§ Short task: Show every line in the entries below where the word "this" appears.
****************************************
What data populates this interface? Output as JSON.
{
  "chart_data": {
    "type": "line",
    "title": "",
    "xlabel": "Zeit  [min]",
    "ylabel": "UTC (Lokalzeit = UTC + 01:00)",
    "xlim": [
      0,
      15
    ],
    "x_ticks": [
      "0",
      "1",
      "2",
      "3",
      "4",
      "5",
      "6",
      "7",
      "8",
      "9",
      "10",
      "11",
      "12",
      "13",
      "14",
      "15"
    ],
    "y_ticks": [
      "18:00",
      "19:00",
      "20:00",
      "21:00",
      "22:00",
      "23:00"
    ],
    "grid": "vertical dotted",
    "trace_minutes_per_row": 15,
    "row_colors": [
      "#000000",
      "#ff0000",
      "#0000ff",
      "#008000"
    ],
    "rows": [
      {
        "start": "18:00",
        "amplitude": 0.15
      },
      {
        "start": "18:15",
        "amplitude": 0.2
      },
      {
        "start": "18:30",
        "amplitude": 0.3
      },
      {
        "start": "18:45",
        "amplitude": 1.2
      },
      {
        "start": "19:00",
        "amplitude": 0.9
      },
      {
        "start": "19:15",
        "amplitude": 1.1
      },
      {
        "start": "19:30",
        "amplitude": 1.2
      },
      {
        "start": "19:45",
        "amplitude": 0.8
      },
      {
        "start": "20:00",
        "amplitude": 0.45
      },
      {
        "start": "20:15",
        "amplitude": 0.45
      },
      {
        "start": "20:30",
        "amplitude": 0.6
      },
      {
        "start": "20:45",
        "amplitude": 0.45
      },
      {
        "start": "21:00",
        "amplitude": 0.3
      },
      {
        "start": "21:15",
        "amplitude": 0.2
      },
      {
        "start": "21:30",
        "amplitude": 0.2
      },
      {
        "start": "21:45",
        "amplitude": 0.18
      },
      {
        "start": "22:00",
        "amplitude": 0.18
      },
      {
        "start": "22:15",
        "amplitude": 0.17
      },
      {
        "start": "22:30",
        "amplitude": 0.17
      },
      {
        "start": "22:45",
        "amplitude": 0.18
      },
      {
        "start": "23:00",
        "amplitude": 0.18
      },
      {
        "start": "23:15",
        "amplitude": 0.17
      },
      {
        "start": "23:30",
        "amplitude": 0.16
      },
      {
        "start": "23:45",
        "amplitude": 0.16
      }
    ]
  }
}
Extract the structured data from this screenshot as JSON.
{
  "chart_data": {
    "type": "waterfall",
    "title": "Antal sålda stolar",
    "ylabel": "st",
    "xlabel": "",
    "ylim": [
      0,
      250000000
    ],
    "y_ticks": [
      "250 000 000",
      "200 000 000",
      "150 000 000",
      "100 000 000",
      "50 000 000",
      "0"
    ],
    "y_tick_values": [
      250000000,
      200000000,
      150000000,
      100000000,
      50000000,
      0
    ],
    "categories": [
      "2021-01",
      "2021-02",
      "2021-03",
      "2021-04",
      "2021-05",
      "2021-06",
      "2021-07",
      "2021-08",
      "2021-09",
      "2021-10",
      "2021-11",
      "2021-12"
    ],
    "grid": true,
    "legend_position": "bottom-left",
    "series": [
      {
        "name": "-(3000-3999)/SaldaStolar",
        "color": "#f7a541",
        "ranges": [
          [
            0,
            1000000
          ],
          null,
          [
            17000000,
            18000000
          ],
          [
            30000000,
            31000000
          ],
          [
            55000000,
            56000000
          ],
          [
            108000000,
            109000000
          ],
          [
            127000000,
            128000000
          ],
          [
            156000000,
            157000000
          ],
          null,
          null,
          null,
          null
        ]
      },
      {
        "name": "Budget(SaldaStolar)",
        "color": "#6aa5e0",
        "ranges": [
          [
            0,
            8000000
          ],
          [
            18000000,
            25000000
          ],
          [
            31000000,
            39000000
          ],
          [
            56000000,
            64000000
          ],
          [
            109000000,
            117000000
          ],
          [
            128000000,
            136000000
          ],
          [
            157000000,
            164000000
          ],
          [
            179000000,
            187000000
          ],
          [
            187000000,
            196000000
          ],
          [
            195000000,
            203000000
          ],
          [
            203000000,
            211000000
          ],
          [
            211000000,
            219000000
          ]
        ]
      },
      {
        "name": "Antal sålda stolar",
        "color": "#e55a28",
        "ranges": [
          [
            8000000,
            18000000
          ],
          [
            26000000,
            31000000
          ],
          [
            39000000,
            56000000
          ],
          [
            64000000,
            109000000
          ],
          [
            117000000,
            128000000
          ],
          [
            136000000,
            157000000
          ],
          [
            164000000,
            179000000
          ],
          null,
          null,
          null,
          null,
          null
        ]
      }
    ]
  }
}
****************************************
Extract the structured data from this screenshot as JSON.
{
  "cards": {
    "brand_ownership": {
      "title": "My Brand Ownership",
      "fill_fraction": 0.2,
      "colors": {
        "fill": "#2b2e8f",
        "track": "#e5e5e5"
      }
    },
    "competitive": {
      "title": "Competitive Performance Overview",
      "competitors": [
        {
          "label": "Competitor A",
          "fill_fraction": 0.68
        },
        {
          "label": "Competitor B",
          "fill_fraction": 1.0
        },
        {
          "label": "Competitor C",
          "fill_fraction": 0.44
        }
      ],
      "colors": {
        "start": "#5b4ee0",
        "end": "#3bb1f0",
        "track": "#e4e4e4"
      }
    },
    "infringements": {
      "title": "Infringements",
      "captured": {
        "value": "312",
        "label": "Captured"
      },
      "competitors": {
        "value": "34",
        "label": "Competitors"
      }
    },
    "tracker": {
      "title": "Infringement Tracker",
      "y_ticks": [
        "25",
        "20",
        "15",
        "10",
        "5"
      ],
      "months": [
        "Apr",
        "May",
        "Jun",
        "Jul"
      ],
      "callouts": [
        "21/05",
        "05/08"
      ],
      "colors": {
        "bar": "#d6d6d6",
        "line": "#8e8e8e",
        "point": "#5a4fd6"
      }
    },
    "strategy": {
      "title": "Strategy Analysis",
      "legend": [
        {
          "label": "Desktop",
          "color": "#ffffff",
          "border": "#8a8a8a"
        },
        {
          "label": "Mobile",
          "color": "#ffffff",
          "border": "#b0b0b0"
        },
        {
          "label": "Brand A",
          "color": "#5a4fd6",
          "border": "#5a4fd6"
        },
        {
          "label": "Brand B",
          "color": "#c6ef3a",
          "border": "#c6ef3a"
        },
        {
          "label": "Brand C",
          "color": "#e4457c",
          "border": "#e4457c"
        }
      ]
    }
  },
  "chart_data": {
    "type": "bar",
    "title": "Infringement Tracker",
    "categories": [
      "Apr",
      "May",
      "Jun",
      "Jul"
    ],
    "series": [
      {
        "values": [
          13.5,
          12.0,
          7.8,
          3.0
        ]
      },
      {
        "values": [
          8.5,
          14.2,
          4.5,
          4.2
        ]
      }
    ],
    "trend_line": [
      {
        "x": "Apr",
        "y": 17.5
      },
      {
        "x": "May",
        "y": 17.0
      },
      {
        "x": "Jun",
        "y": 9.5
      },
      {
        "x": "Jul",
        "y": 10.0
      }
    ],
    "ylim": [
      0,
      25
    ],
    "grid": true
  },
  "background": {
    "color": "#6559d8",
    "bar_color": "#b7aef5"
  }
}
****************************************
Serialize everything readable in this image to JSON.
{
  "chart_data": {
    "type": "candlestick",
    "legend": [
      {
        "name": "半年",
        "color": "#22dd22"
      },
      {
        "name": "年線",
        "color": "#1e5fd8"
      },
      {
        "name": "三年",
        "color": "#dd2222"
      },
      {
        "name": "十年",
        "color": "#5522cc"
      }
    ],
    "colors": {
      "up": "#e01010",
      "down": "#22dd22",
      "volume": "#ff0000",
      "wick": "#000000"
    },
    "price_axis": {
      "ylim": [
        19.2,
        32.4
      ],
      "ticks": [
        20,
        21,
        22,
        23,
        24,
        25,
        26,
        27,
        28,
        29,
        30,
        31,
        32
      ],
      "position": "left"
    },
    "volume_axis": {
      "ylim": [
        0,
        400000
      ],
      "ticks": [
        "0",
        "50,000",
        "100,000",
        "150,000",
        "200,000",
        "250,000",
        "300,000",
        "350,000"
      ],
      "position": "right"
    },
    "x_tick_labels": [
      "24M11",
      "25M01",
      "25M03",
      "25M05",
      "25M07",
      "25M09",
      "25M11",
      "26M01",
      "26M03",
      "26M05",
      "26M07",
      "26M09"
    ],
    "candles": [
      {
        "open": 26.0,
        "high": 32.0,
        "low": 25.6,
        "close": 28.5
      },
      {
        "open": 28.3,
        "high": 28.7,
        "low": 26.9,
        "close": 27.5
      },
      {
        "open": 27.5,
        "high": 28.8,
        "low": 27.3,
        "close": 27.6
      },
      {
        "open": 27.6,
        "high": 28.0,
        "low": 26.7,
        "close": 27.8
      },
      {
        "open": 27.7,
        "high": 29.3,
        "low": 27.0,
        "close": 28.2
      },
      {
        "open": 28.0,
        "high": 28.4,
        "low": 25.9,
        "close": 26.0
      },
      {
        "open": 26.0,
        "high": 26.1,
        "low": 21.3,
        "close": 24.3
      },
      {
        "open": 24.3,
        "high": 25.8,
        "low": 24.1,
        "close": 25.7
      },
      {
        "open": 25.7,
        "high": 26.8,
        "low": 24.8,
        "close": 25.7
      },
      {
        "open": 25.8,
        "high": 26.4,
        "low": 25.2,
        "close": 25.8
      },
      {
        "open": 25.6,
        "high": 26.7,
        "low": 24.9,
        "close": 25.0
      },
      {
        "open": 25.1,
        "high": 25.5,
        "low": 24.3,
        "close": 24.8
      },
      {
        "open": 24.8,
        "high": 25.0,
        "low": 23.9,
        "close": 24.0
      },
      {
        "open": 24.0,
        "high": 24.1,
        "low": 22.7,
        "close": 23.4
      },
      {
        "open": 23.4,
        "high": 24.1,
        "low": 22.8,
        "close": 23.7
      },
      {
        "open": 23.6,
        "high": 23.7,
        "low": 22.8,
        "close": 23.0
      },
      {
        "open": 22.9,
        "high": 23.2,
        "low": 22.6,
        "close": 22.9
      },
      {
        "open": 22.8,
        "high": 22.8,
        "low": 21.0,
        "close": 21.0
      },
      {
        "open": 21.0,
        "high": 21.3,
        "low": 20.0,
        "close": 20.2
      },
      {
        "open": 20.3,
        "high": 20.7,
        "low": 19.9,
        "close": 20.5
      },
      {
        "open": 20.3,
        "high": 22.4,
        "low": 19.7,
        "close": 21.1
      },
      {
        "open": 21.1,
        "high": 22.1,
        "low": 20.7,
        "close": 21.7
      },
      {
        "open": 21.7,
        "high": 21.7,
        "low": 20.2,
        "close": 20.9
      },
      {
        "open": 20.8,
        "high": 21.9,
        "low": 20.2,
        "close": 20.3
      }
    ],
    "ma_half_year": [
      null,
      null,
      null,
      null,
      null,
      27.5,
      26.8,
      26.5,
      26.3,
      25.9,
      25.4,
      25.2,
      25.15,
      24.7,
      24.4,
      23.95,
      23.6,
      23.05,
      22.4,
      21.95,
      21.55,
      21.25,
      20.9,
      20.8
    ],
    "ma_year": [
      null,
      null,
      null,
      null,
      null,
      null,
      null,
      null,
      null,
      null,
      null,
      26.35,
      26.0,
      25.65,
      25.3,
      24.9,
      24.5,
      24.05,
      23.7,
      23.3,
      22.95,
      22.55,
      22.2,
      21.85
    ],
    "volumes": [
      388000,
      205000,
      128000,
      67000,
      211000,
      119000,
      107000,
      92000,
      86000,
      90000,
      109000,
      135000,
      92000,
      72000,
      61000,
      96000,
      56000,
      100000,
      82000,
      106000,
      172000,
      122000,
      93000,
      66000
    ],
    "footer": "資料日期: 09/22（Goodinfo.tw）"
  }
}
****************************************
§ Task result:
What data populates this interface? Output as JSON.
Extract the structured data from this screenshot as JSON.
Extract the structured data from this screenshot as JSON.
Serialize everything readable in this image to JSON.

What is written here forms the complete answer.